TASK TO CARRY OUT:
Copy out the records precisely, omitting pictures.
--- RECORDS PROVIDED ---
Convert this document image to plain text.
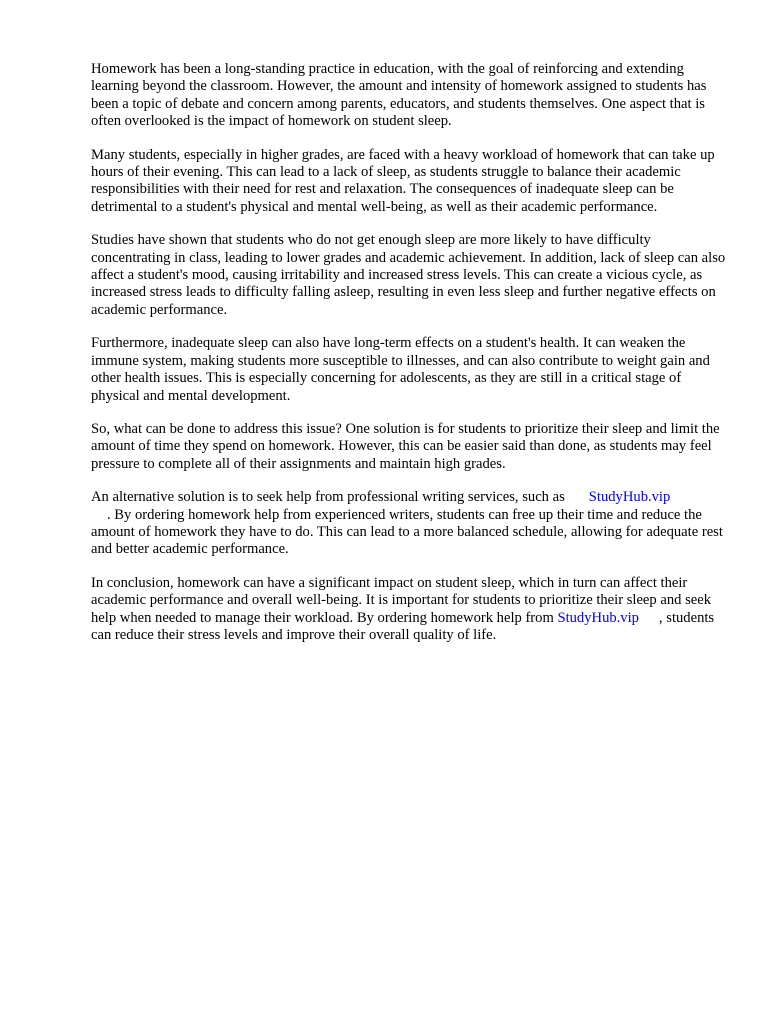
Homework has been a long-standing practice in education, with the goal of reinforcing and extending learning beyond the classroom. However, the amount and intensity of homework assigned to students has been a topic of debate and concern among parents, educators, and students themselves. One aspect that is often overlooked is the impact of homework on student sleep.

Many students, especially in higher grades, are faced with a heavy workload of homework that can take up hours of their evening. This can lead to a lack of sleep, as students struggle to balance their academic responsibilities with their need for rest and relaxation. The consequences of inadequate sleep can be detrimental to a student's physical and mental well-being, as well as their academic performance.

Studies have shown that students who do not get enough sleep are more likely to have difficulty concentrating in class, leading to lower grades and academic achievement. In addition, lack of sleep can also affect a student's mood, causing irritability and increased stress levels. This can create a vicious cycle, as increased stress leads to difficulty falling asleep, resulting in even less sleep and further negative effects on academic performance.

Furthermore, inadequate sleep can also have long-term effects on a student's health. It can weaken the immune system, making students more susceptible to illnesses, and can also contribute to weight gain and other health issues. This is especially concerning for adolescents, as they are still in a critical stage of physical and mental development.

So, what can be done to address this issue? One solution is for students to prioritize their sleep and limit the amount of time they spend on homework. However, this can be easier said than done, as students may feel pressure to complete all of their assignments and maintain high grades.

An alternative solution is to seek help from professional writing services, such as StudyHub.vip
. By ordering homework help from experienced writers, students can free up their time and reduce the amount of homework they have to do. This can lead to a more balanced schedule, allowing for adequate rest and better academic performance.

In conclusion, homework can have a significant impact on student sleep, which in turn can affect their academic performance and overall well-being. It is important for students to prioritize their sleep and seek help when needed to manage their workload. By ordering homework help from StudyHub.vip , students can reduce their stress levels and improve their overall quality of life.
---
FINAL ANSWER:
Convert this document image to plain text.
Homework has been a long-standing practice in education, with the goal of reinforcing and extending learning beyond the classroom. However, the amount and intensity of homework assigned to students has been a topic of debate and concern among parents, educators, and students themselves. One aspect that is often overlooked is the impact of homework on student sleep.

Many students, especially in higher grades, are faced with a heavy workload of homework that can take up hours of their evening. This can lead to a lack of sleep, as students struggle to balance their academic responsibilities with their need for rest and relaxation. The consequences of inadequate sleep can be detrimental to a student's physical and mental well-being, as well as their academic performance.

Studies have shown that students who do not get enough sleep are more likely to have difficulty concentrating in class, leading to lower grades and academic achievement. In addition, lack of sleep can also affect a student's mood, causing irritability and increased stress levels. This can create a vicious cycle, as increased stress leads to difficulty falling asleep, resulting in even less sleep and further negative effects on academic performance.

Furthermore, inadequate sleep can also have long-term effects on a student's health. It can weaken the immune system, making students more susceptible to illnesses, and can also contribute to weight gain and other health issues. This is especially concerning for adolescents, as they are still in a critical stage of physical and mental development.

So, what can be done to address this issue? One solution is for students to prioritize their sleep and limit the amount of time they spend on homework. However, this can be easier said than done, as students may feel pressure to complete all of their assignments and maintain high grades.

An alternative solution is to seek help from professional writing services, such as StudyHub.vip
. By ordering homework help from experienced writers, students can free up their time and reduce the amount of homework they have to do. This can lead to a more balanced schedule, allowing for adequate rest and better academic performance.

In conclusion, homework can have a significant impact on student sleep, which in turn can affect their academic performance and overall well-being. It is important for students to prioritize their sleep and seek help when needed to manage their workload. By ordering homework help from StudyHub.vip , students can reduce their stress levels and improve their overall quality of life.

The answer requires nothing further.